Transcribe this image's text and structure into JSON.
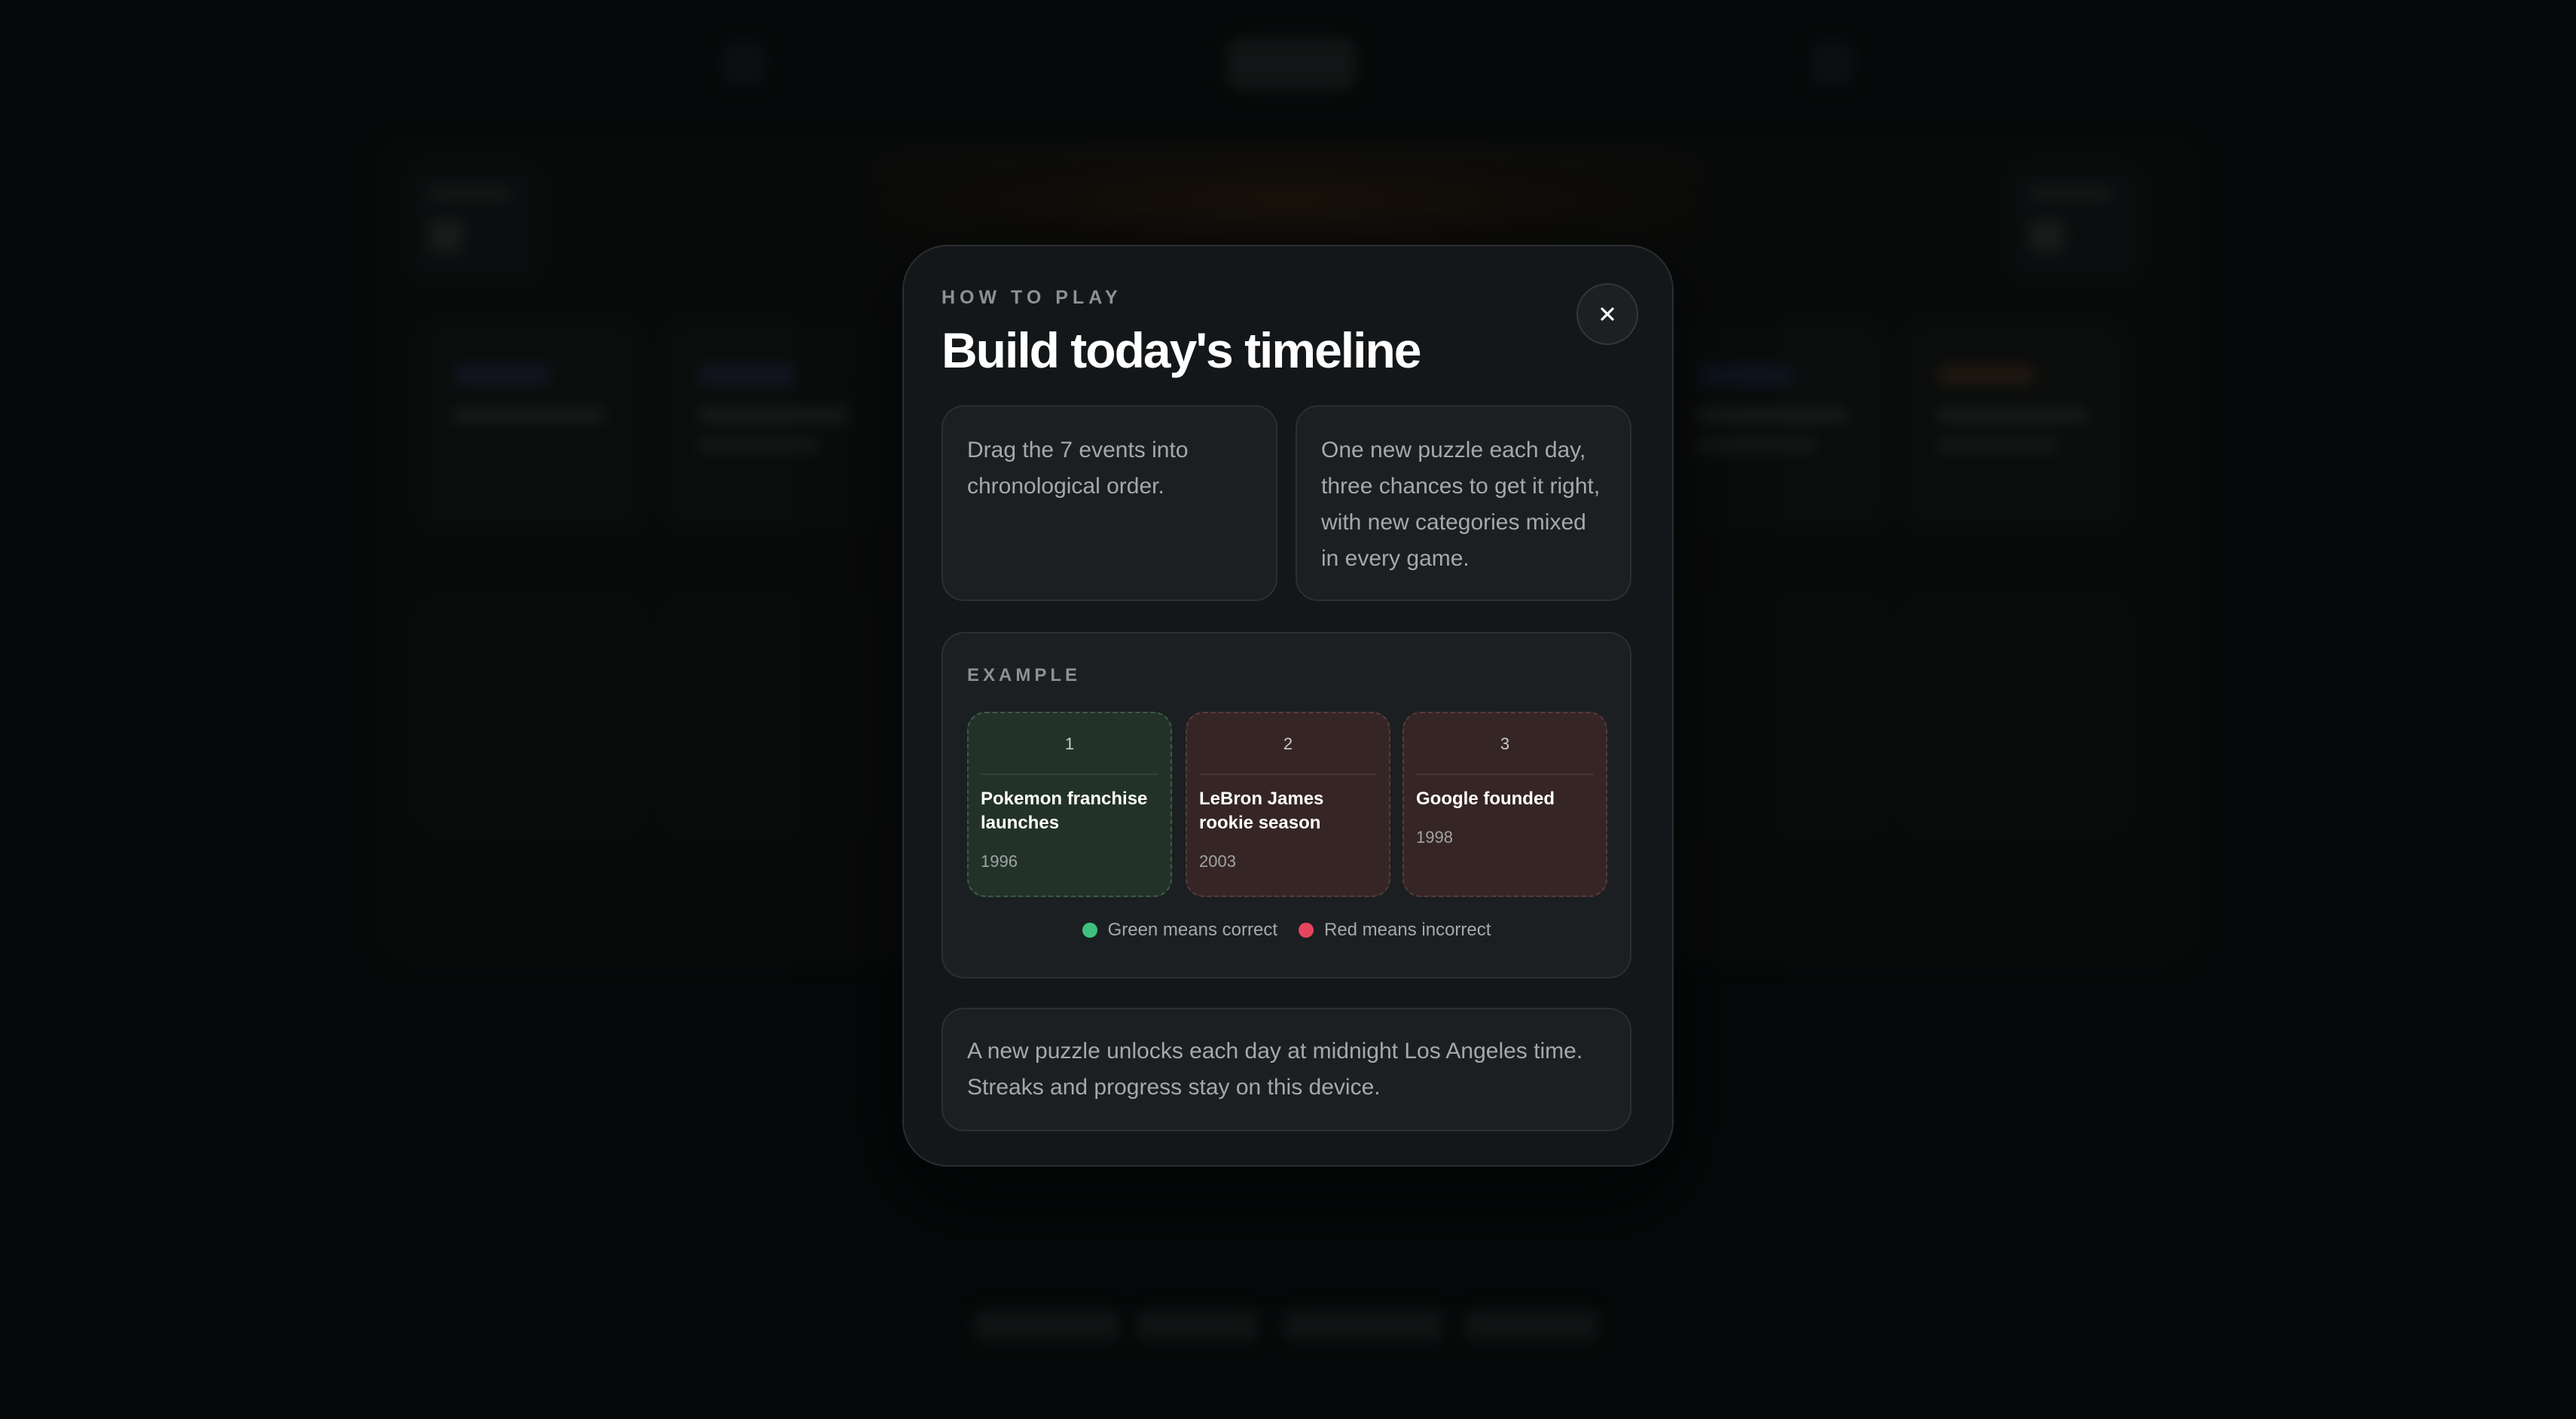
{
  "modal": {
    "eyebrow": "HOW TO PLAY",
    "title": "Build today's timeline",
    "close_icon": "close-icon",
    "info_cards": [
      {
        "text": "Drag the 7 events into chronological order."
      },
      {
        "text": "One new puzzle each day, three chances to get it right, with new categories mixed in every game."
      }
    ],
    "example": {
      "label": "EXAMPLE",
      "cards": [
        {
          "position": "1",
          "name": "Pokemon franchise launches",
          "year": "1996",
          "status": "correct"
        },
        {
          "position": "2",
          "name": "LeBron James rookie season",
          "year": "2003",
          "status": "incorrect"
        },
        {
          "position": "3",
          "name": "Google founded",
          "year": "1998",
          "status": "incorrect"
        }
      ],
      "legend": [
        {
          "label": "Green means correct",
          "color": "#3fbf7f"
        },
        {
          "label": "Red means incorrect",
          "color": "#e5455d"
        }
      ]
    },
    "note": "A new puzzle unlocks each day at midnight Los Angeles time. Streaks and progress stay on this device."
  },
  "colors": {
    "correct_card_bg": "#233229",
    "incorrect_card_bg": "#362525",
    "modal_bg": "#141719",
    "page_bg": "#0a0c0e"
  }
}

◇ ◇ ◇

Print all of the records shown above exactly, leaving out each picture.

▸ Answer in full:
Transcribe this image's text and structure into JSON.
{
  "modal": {
    "eyebrow": "HOW TO PLAY",
    "title": "Build today's timeline",
    "close_icon": "close-icon",
    "info_cards": [
      {
        "text": "Drag the 7 events into chronological order."
      },
      {
        "text": "One new puzzle each day, three chances to get it right, with new categories mixed in every game."
      }
    ],
    "example": {
      "label": "EXAMPLE",
      "cards": [
        {
          "position": "1",
          "name": "Pokemon franchise launches",
          "year": "1996",
          "status": "correct"
        },
        {
          "position": "2",
          "name": "LeBron James rookie season",
          "year": "2003",
          "status": "incorrect"
        },
        {
          "position": "3",
          "name": "Google founded",
          "year": "1998",
          "status": "incorrect"
        }
      ],
      "legend": [
        {
          "label": "Green means correct",
          "color": "#3fbf7f"
        },
        {
          "label": "Red means incorrect",
          "color": "#e5455d"
        }
      ]
    },
    "note": "A new puzzle unlocks each day at midnight Los Angeles time. Streaks and progress stay on this device."
  },
  "colors": {
    "correct_card_bg": "#233229",
    "incorrect_card_bg": "#362525",
    "modal_bg": "#141719",
    "page_bg": "#0a0c0e"
  }
}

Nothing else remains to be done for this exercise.